*WHAT TO DO:* Look through the data below. Show each line where the string "Mandatos" occurs.

── THE RECORDS

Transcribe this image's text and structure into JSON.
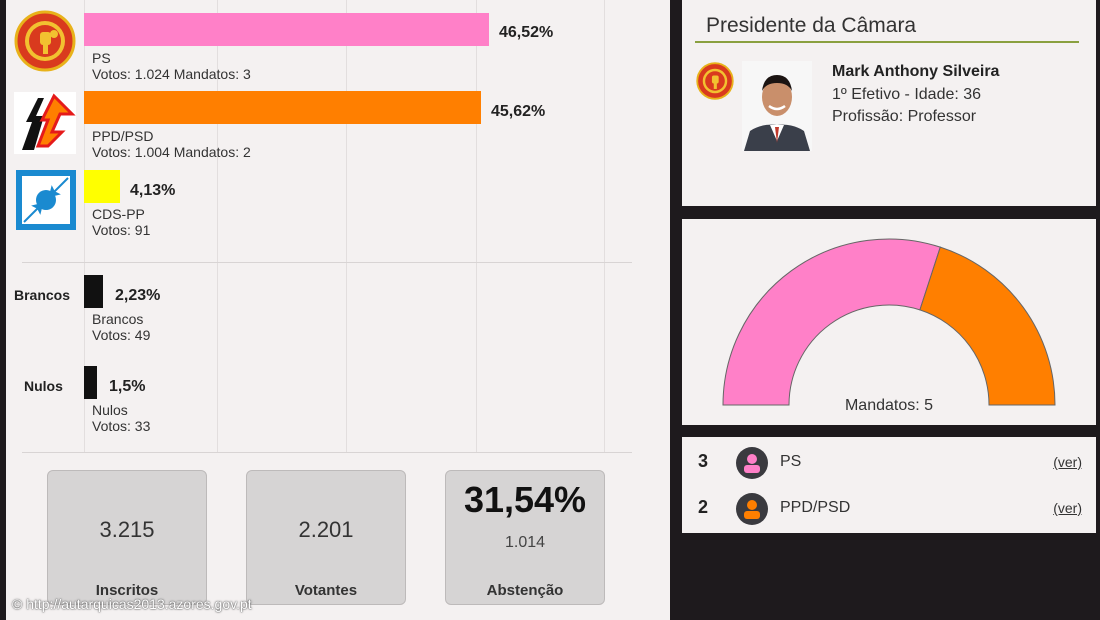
{
  "parties": [
    {
      "name": "PS",
      "percent_label": "46,52%",
      "percent": 46.52,
      "votes_line": "Votos: 1.024 Mandatos: 3",
      "color": "#ff80c8",
      "logo": "ps-fist-rose-logo"
    },
    {
      "name": "PPD/PSD",
      "percent_label": "45,62%",
      "percent": 45.62,
      "votes_line": "Votos: 1.004 Mandatos: 2",
      "color": "#ff7f00",
      "logo": "psd-arrows-logo"
    },
    {
      "name": "CDS-PP",
      "percent_label": "4,13%",
      "percent": 4.13,
      "votes_line": "Votos: 91",
      "color": "#ffff00",
      "logo": "cds-arrows-logo"
    }
  ],
  "blank": {
    "side_label": "Brancos",
    "name": "Brancos",
    "percent_label": "2,23%",
    "percent": 2.23,
    "votes_line": "Votos: 49",
    "color": "#111111"
  },
  "null_votes": {
    "side_label": "Nulos",
    "name": "Nulos",
    "percent_label": "1,5%",
    "percent": 1.5,
    "votes_line": "Votos: 33",
    "color": "#111111"
  },
  "stats": {
    "inscritos": {
      "value": "3.215",
      "label": "Inscritos"
    },
    "votantes": {
      "value": "2.201",
      "label": "Votantes"
    },
    "abstencao": {
      "percent_label": "31,54%",
      "value": "1.014",
      "label": "Abstenção"
    }
  },
  "credit": "© http://autarquicas2013.azores.gov.pt",
  "president": {
    "heading": "Presidente da Câmara",
    "name": "Mark Anthony Silveira",
    "line1": "1º Efetivo - Idade: 36",
    "line2": "Profissão: Professor",
    "party_logo": "ps-fist-rose-logo"
  },
  "seats": {
    "total_label": "Mandatos: 5",
    "total": 5,
    "rows": [
      {
        "count": "3",
        "party": "PS",
        "link": "(ver)",
        "color": "#ff80c8"
      },
      {
        "count": "2",
        "party": "PPD/PSD",
        "link": "(ver)",
        "color": "#ff7f00"
      }
    ]
  },
  "colors": {
    "ps": "#ff80c8",
    "psd": "#ff7f00",
    "cds": "#ffff00",
    "rule": "#8aa040",
    "background": "#1e1a1d"
  }
}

────

*COMPLETE OUTPUT:*
      "votes_line": "Votos: 1.024 Mandatos: 3",
      "votes_line": "Votos: 1.004 Mandatos: 2",
    "total_label": "Mandatos: 5",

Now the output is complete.